- **OBJECTIVE**
Count the lines in the data below that contain the word "internal", and give only the number.

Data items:
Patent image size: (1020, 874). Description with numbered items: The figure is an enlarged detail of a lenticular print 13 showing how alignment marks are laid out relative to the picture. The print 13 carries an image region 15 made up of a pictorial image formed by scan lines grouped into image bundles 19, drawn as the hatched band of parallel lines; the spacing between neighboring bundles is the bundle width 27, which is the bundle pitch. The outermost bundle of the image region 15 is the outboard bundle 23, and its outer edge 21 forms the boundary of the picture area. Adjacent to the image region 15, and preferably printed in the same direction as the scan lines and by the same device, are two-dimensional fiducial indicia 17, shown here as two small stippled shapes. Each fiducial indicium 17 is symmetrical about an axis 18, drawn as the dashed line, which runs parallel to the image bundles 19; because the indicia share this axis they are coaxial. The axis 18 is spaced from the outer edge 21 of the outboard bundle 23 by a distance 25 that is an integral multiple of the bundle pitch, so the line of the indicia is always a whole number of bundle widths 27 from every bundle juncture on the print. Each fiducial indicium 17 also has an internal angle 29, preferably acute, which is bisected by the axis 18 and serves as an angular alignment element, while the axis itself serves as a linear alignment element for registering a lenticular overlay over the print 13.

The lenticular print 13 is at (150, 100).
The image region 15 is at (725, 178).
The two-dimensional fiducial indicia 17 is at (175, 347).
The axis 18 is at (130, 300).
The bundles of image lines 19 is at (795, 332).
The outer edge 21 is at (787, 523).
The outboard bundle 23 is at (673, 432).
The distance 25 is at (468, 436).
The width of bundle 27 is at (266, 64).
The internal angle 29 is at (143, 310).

- **COMPLETE RESPONSE**
2